WHAT IS EXPECTED ->
What follows is a set of entries. Repeat them exactly, but not their pictures.

RECORD SET ->
::::
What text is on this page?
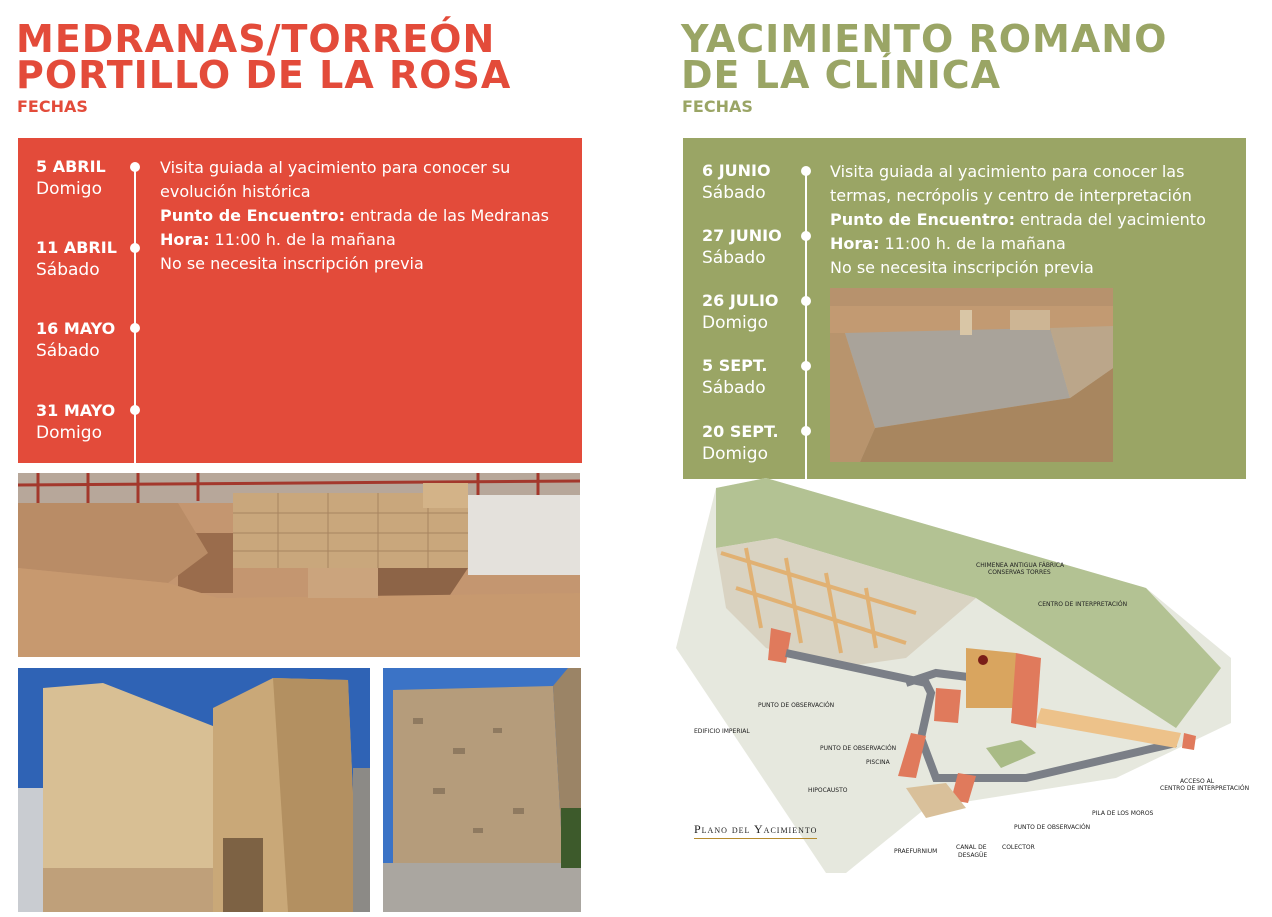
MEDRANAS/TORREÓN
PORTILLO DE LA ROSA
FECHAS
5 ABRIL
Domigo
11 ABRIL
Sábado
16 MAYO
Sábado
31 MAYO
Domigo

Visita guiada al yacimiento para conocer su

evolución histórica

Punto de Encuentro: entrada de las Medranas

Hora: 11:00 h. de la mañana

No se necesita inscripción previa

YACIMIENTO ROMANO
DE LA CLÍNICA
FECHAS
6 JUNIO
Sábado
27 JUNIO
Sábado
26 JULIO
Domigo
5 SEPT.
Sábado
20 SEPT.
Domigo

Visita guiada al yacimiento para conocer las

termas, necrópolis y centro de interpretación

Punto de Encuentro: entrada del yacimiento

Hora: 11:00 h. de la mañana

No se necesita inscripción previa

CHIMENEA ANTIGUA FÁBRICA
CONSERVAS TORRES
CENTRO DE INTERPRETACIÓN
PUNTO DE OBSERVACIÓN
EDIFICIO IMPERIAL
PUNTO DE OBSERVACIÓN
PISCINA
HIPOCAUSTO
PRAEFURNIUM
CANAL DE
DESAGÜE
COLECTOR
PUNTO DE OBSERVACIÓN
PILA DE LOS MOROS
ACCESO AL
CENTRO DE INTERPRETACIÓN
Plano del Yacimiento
::::
RESULT OF THE TASK ->
What text is on this page?
MEDRANAS/TORREÓN
PORTILLO DE LA ROSA
FECHAS
5 ABRIL
Domigo
11 ABRIL
Sábado
16 MAYO
Sábado
31 MAYO
Domigo

Visita guiada al yacimiento para conocer su

evolución histórica

Punto de Encuentro: entrada de las Medranas

Hora: 11:00 h. de la mañana

No se necesita inscripción previa

YACIMIENTO ROMANO
DE LA CLÍNICA
FECHAS
6 JUNIO
Sábado
27 JUNIO
Sábado
26 JULIO
Domigo
5 SEPT.
Sábado
20 SEPT.
Domigo

Visita guiada al yacimiento para conocer las

termas, necrópolis y centro de interpretación

Punto de Encuentro: entrada del yacimiento

Hora: 11:00 h. de la mañana

No se necesita inscripción previa

CHIMENEA ANTIGUA FÁBRICA
CONSERVAS TORRES
CENTRO DE INTERPRETACIÓN
PUNTO DE OBSERVACIÓN
EDIFICIO IMPERIAL
PUNTO DE OBSERVACIÓN
PISCINA
HIPOCAUSTO
PRAEFURNIUM
CANAL DE
DESAGÜE
COLECTOR
PUNTO DE OBSERVACIÓN
PILA DE LOS MOROS
ACCESO AL
CENTRO DE INTERPRETACIÓN
Plano del Yacimiento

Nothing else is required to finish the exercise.